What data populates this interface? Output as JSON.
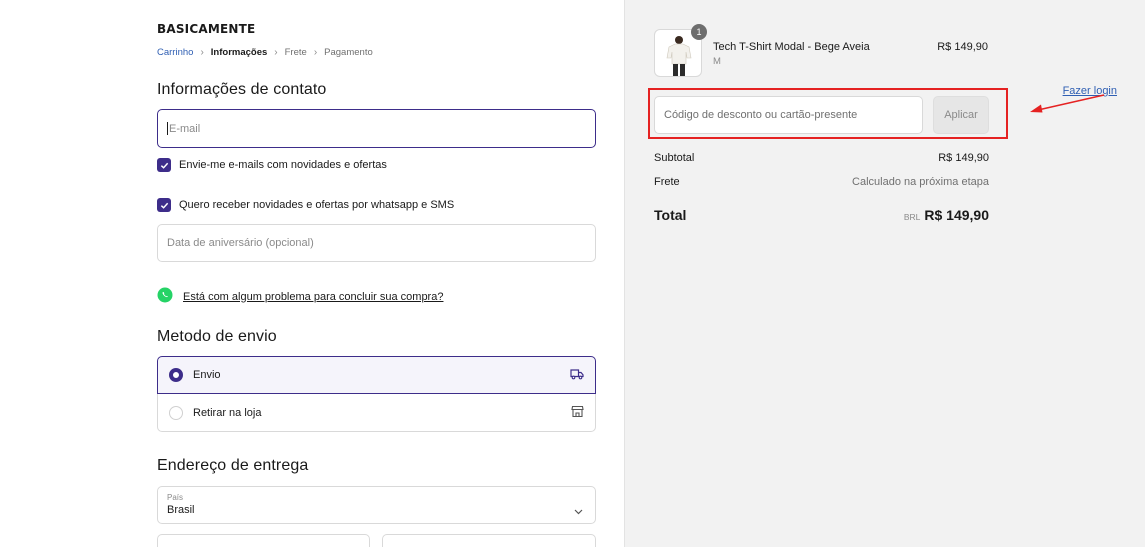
{
  "brand": {
    "logo": "BASICAMENTE"
  },
  "breadcrumb": {
    "items": [
      "Carrinho",
      "Informações",
      "Frete",
      "Pagamento"
    ]
  },
  "contact": {
    "title": "Informações de contato",
    "login_link": "Fazer login",
    "email_placeholder": "E-mail",
    "opt_email": "Envie-me e-mails com novidades e ofertas",
    "opt_whatsapp": "Quero receber novidades e ofertas por whatsapp e SMS",
    "birthday_placeholder": "Data de aniversário (opcional)",
    "help_link": "Está com algum problema para concluir sua compra?"
  },
  "shipping": {
    "title": "Metodo de envio",
    "options": [
      {
        "label": "Envio",
        "selected": true
      },
      {
        "label": "Retirar na loja",
        "selected": false
      }
    ]
  },
  "address": {
    "title": "Endereço de entrega",
    "country_label": "País",
    "country_value": "Brasil"
  },
  "summary": {
    "product": {
      "name": "Tech T-Shirt Modal - Bege Aveia",
      "variant": "M",
      "price": "R$ 149,90",
      "quantity": "1"
    },
    "discount_placeholder": "Código de desconto ou cartão-presente",
    "apply_label": "Aplicar",
    "subtotal_label": "Subtotal",
    "subtotal_value": "R$ 149,90",
    "frete_label": "Frete",
    "frete_value": "Calculado na próxima etapa",
    "total_label": "Total",
    "total_currency": "BRL",
    "total_value": "R$ 149,90"
  },
  "colors": {
    "accent": "#3d2d8a",
    "highlight": "#e52222",
    "whatsapp": "#25d366"
  }
}
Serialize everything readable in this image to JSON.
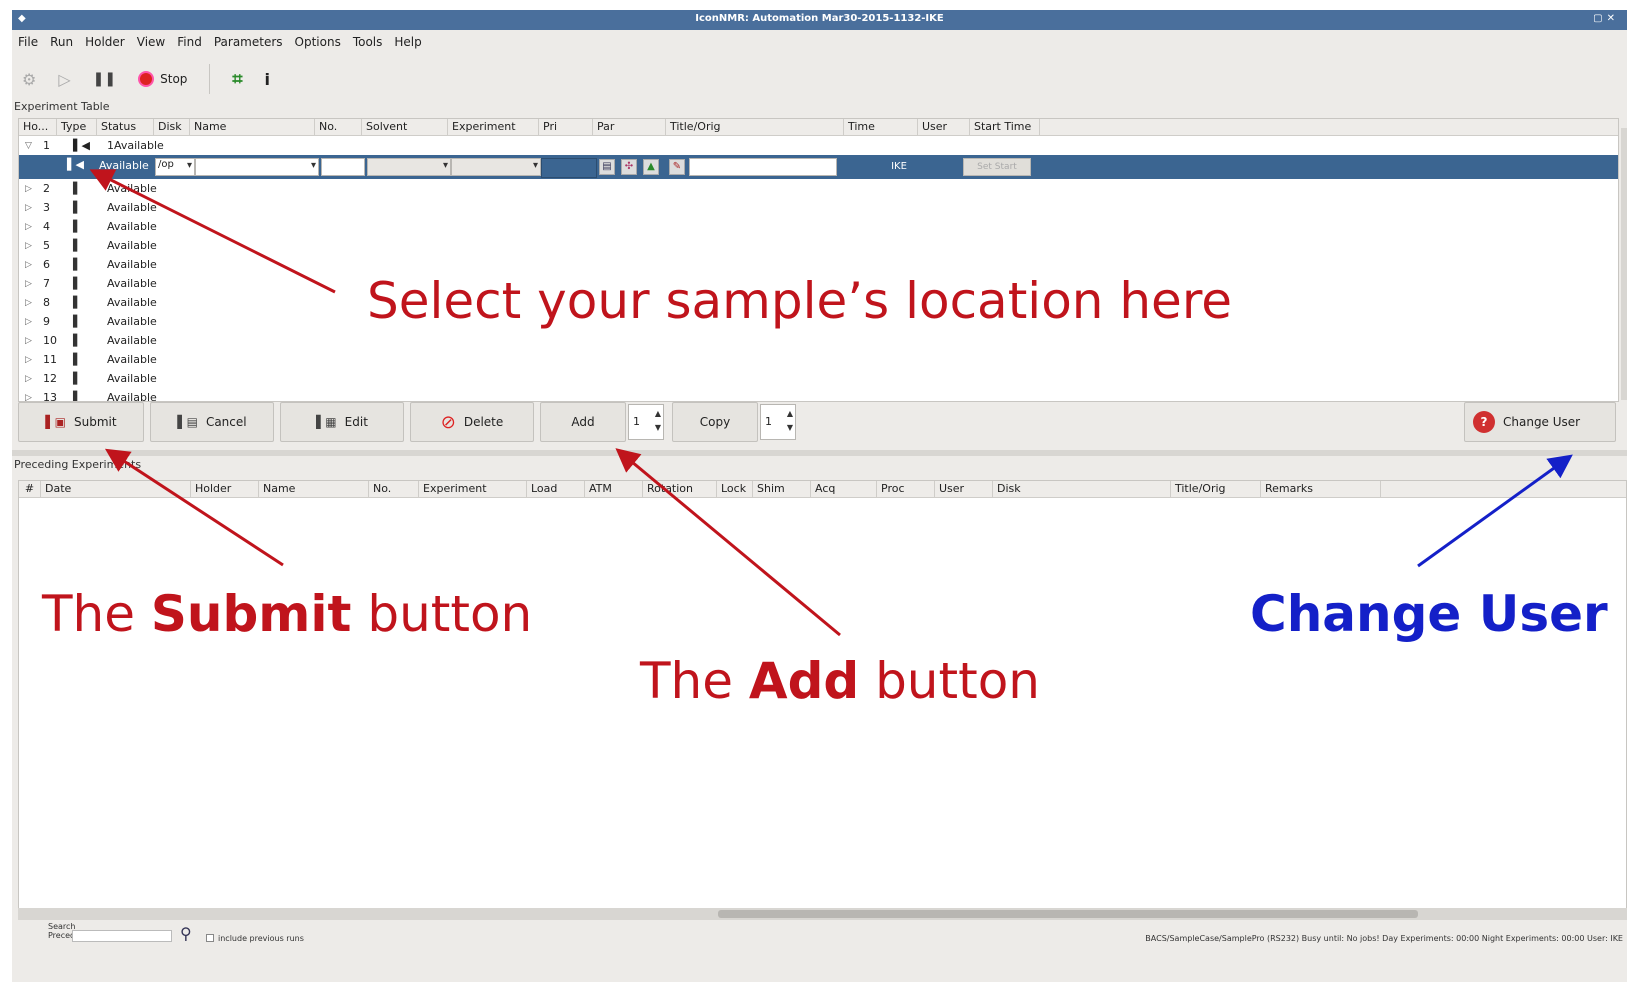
{
  "window": {
    "title": "IconNMR: Automation Mar30-2015-1132-IKE"
  },
  "menu": [
    "File",
    "Run",
    "Holder",
    "View",
    "Find",
    "Parameters",
    "Options",
    "Tools",
    "Help"
  ],
  "toolbar": {
    "stop_label": "Stop"
  },
  "experiment_table": {
    "label": "Experiment Table",
    "columns": [
      "Ho...",
      "Type",
      "Status",
      "Disk",
      "Name",
      "No.",
      "Solvent",
      "Experiment",
      "Pri",
      "Par",
      "Title/Orig",
      "Time",
      "User",
      "Start Time"
    ],
    "group_row": {
      "num": "1",
      "status": "1Available"
    },
    "edit_row": {
      "status": "Available",
      "disk": "/op",
      "user": "IKE",
      "set_start": "Set Start"
    },
    "rows": [
      {
        "num": "2",
        "status": "Available"
      },
      {
        "num": "3",
        "status": "Available"
      },
      {
        "num": "4",
        "status": "Available"
      },
      {
        "num": "5",
        "status": "Available"
      },
      {
        "num": "6",
        "status": "Available"
      },
      {
        "num": "7",
        "status": "Available"
      },
      {
        "num": "8",
        "status": "Available"
      },
      {
        "num": "9",
        "status": "Available"
      },
      {
        "num": "10",
        "status": "Available"
      },
      {
        "num": "11",
        "status": "Available"
      },
      {
        "num": "12",
        "status": "Available"
      },
      {
        "num": "13",
        "status": "Available"
      }
    ]
  },
  "buttons": {
    "submit": "Submit",
    "cancel": "Cancel",
    "edit": "Edit",
    "delete": "Delete",
    "add": "Add",
    "add_count": "1",
    "copy": "Copy",
    "copy_count": "1",
    "change_user": "Change User"
  },
  "preceding_table": {
    "label": "Preceding Experiments",
    "columns": [
      "#",
      "Date",
      "Holder",
      "Name",
      "No.",
      "Experiment",
      "Load",
      "ATM",
      "Rotation",
      "Lock",
      "Shim",
      "Acq",
      "Proc",
      "User",
      "Disk",
      "Title/Orig",
      "Remarks"
    ]
  },
  "statusbar": {
    "search_label_1": "Search",
    "search_label_2": "Preceding",
    "include_previous": "include previous runs",
    "right_text": "BACS/SampleCase/SamplePro (RS232)   Busy until:   No jobs!   Day Experiments: 00:00   Night Experiments: 00:00   User:   IKE"
  },
  "annotations": {
    "location": "Select your sample’s location here",
    "submit_prefix": "The ",
    "submit_bold": "Submit",
    "submit_suffix": " button",
    "add_prefix": "The ",
    "add_bold": "Add",
    "add_suffix": " button",
    "change_user": "Change User"
  },
  "colors": {
    "annotation_red": "#c0141c",
    "annotation_blue": "#1420c8",
    "selection_blue": "#3b6591",
    "titlebar": "#4a6f9c"
  }
}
= = = =
- [SET PROBLEM]:
Copy the listing word for word, excluding its pictures.

- [FULL OUTPUT]:
What data populates this interface? Output as JSON.
{
  "brand": {
    "logo": "BASICAMENTE"
  },
  "breadcrumb": {
    "items": [
      "Carrinho",
      "Informações",
      "Frete",
      "Pagamento"
    ]
  },
  "contact": {
    "title": "Informações de contato",
    "login_link": "Fazer login",
    "email_placeholder": "E-mail",
    "opt_email": "Envie-me e-mails com novidades e ofertas",
    "opt_whatsapp": "Quero receber novidades e ofertas por whatsapp e SMS",
    "birthday_placeholder": "Data de aniversário (opcional)",
    "help_link": "Está com algum problema para concluir sua compra?"
  },
  "shipping": {
    "title": "Metodo de envio",
    "options": [
      {
        "label": "Envio",
        "selected": true
      },
      {
        "label": "Retirar na loja",
        "selected": false
      }
    ]
  },
  "address": {
    "title": "Endereço de entrega",
    "country_label": "País",
    "country_value": "Brasil"
  },
  "summary": {
    "product": {
      "name": "Tech T-Shirt Modal - Bege Aveia",
      "variant": "M",
      "price": "R$ 149,90",
      "quantity": "1"
    },
    "discount_placeholder": "Código de desconto ou cartão-presente",
    "apply_label": "Aplicar",
    "subtotal_label": "Subtotal",
    "subtotal_value": "R$ 149,90",
    "frete_label": "Frete",
    "frete_value": "Calculado na próxima etapa",
    "total_label": "Total",
    "total_currency": "BRL",
    "total_value": "R$ 149,90"
  },
  "colors": {
    "accent": "#3d2d8a",
    "highlight": "#e52222",
    "whatsapp": "#25d366"
  }
}
Serialize everything readable in this image to JSON.
{
  "window": {
    "title": "IconNMR: Automation Mar30-2015-1132-IKE"
  },
  "menu": [
    "File",
    "Run",
    "Holder",
    "View",
    "Find",
    "Parameters",
    "Options",
    "Tools",
    "Help"
  ],
  "toolbar": {
    "stop_label": "Stop"
  },
  "experiment_table": {
    "label": "Experiment Table",
    "columns": [
      "Ho...",
      "Type",
      "Status",
      "Disk",
      "Name",
      "No.",
      "Solvent",
      "Experiment",
      "Pri",
      "Par",
      "Title/Orig",
      "Time",
      "User",
      "Start Time"
    ],
    "group_row": {
      "num": "1",
      "status": "1Available"
    },
    "edit_row": {
      "status": "Available",
      "disk": "/op",
      "user": "IKE",
      "set_start": "Set Start"
    },
    "rows": [
      {
        "num": "2",
        "status": "Available"
      },
      {
        "num": "3",
        "status": "Available"
      },
      {
        "num": "4",
        "status": "Available"
      },
      {
        "num": "5",
        "status": "Available"
      },
      {
        "num": "6",
        "status": "Available"
      },
      {
        "num": "7",
        "status": "Available"
      },
      {
        "num": "8",
        "status": "Available"
      },
      {
        "num": "9",
        "status": "Available"
      },
      {
        "num": "10",
        "status": "Available"
      },
      {
        "num": "11",
        "status": "Available"
      },
      {
        "num": "12",
        "status": "Available"
      },
      {
        "num": "13",
        "status": "Available"
      }
    ]
  },
  "buttons": {
    "submit": "Submit",
    "cancel": "Cancel",
    "edit": "Edit",
    "delete": "Delete",
    "add": "Add",
    "add_count": "1",
    "copy": "Copy",
    "copy_count": "1",
    "change_user": "Change User"
  },
  "preceding_table": {
    "label": "Preceding Experiments",
    "columns": [
      "#",
      "Date",
      "Holder",
      "Name",
      "No.",
      "Experiment",
      "Load",
      "ATM",
      "Rotation",
      "Lock",
      "Shim",
      "Acq",
      "Proc",
      "User",
      "Disk",
      "Title/Orig",
      "Remarks"
    ]
  },
  "statusbar": {
    "search_label_1": "Search",
    "search_label_2": "Preceding",
    "include_previous": "include previous runs",
    "right_text": "BACS/SampleCase/SamplePro (RS232)   Busy until:   No jobs!   Day Experiments: 00:00   Night Experiments: 00:00   User:   IKE"
  },
  "annotations": {
    "location": "Select your sample’s location here",
    "submit_prefix": "The ",
    "submit_bold": "Submit",
    "submit_suffix": " button",
    "add_prefix": "The ",
    "add_bold": "Add",
    "add_suffix": " button",
    "change_user": "Change User"
  },
  "colors": {
    "annotation_red": "#c0141c",
    "annotation_blue": "#1420c8",
    "selection_blue": "#3b6591",
    "titlebar": "#4a6f9c"
  }
}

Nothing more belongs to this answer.